◆ Selected text
How to Write Better Prompts for AI Video Generation with Reference Images

Learn how to write stronger prompts for DojoClip AI video generation with reference images, including how to choose your images, avoid contradictions, and guide subject, style, and motion more clearly.

Pansa Legrandhow to use

If Start + End Frames mode is about directing a transition, Reference Images mode is about directing consistency.

You use reference images when you want the model to stay anchored to:

  • a person
  • a character
  • a product
  • a visual style
  • a composition language

In DojoClip AI Video Generation, Reference Images mode lets you upload 1 to 3 reference images. The point is not to overload the model with random inspiration. The point is to give it a stable visual anchor, then use the prompt to describe what should happen in the video.

That last part matters.

The easiest rule to remember is this:

Reference images define what it is. The prompt defines what it does.

If you keep that rule in mind, your prompts will immediately get better.


What reference images are good for

Reference images are especially useful when you want:

  • the same person to stay recognizable
  • a product to keep its exact shape and design
  • a character to remain visually consistent
  • a campaign style to carry through the shot
  • a video to feel based on a specific visual world

This mode is usually stronger than pure text prompting when consistency matters.

◆ Objective
Write the next part of the guide on prompting AI video generation with reference images, picking up right after its last sentence.

[Data pulled from a collection]
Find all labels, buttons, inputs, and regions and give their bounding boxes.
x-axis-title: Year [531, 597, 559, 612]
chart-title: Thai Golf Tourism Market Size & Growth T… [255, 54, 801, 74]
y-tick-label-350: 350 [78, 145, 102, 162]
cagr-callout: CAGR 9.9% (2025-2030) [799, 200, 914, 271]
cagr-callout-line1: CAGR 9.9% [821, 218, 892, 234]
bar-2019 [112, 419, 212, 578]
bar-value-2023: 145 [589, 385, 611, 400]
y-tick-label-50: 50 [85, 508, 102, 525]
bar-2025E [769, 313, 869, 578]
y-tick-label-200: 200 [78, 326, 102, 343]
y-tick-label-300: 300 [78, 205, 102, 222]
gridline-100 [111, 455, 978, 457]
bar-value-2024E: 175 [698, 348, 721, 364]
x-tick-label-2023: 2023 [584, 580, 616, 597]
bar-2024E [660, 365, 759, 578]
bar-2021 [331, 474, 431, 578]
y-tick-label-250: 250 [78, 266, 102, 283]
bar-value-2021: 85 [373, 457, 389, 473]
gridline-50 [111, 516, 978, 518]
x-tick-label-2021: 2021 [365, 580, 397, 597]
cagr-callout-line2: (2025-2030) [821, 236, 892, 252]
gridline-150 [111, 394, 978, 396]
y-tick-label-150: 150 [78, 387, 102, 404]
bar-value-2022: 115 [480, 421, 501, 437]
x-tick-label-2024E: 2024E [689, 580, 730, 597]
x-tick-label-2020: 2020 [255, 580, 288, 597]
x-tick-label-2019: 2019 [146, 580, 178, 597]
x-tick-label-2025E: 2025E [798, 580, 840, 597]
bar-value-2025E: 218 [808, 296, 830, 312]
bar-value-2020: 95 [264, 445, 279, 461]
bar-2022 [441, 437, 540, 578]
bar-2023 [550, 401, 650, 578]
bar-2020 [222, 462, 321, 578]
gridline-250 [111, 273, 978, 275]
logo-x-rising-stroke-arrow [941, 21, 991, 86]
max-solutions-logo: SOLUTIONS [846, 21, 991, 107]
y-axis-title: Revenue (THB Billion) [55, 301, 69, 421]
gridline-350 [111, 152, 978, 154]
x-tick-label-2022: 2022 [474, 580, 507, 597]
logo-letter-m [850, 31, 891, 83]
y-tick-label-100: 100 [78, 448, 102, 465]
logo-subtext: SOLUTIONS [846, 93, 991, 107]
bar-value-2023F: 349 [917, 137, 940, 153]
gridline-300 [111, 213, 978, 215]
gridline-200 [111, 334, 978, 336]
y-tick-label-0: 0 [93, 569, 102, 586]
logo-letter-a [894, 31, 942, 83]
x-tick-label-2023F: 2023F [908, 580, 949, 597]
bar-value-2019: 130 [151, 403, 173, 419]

◆ Result of this exercise
For example:

  • a beauty ad with one exact bottle design
  • a fashion clip featuring one specific model look
  • a mascot or toy character that must stay recognizable
  • a branded lifestyle scene with a stable visual identity

If identity matters, reference images help a lot.


The biggest beginner mistake

Many beginners upload reference images and then write a prompt like this:

A woman with long dark hair wearing a cream trench coat and gold earrings in a softly lit luxury hotel hallway with beige walls and warm cinematic lighting.

This is weak for the same reason weak image-to-video prompts are weak:

  • it mostly re-describes what the images already show
  • it does not clearly describe the motion
  • it does not direct the camera

Better prompt:

Elegant slow tracking shot as the subject walks forward with calm confidence and briefly looks toward camera. Soft fabric movement, warm hallway reflections, and subtle depth-of-field create a premium fashion-film mood.

The images already tell the model who the subject is and what she looks like. Your prompt should focus on:

  • action
  • camera movement
  • scene energy
  • mood

That is where the useful control lives.


How to choose better reference images

The quality of the reference set matters as much as the wording of the prompt.

Good reference images are usually:

  • sharp and high quality
  • visually consistent with each other
  • focused on the same subject or product
  • useful from slightly different angles or framings
  • aligned in lighting and styling logic

Bad reference sets are often:

  • low quality
  • contradictory
  • mixing different people or products
  • wildly different in wardrobe, age, colors, or artistic style
  • trying to teach too many ideas at once

If the three images disagree with each other, your prompt has to fight unnecessary confusion.


What a strong 1-to-3 image set looks like

In practice, a good reference set often follows one of these patterns:

Pattern 1: One subject, one look, three useful angles

Use this when identity is the priority.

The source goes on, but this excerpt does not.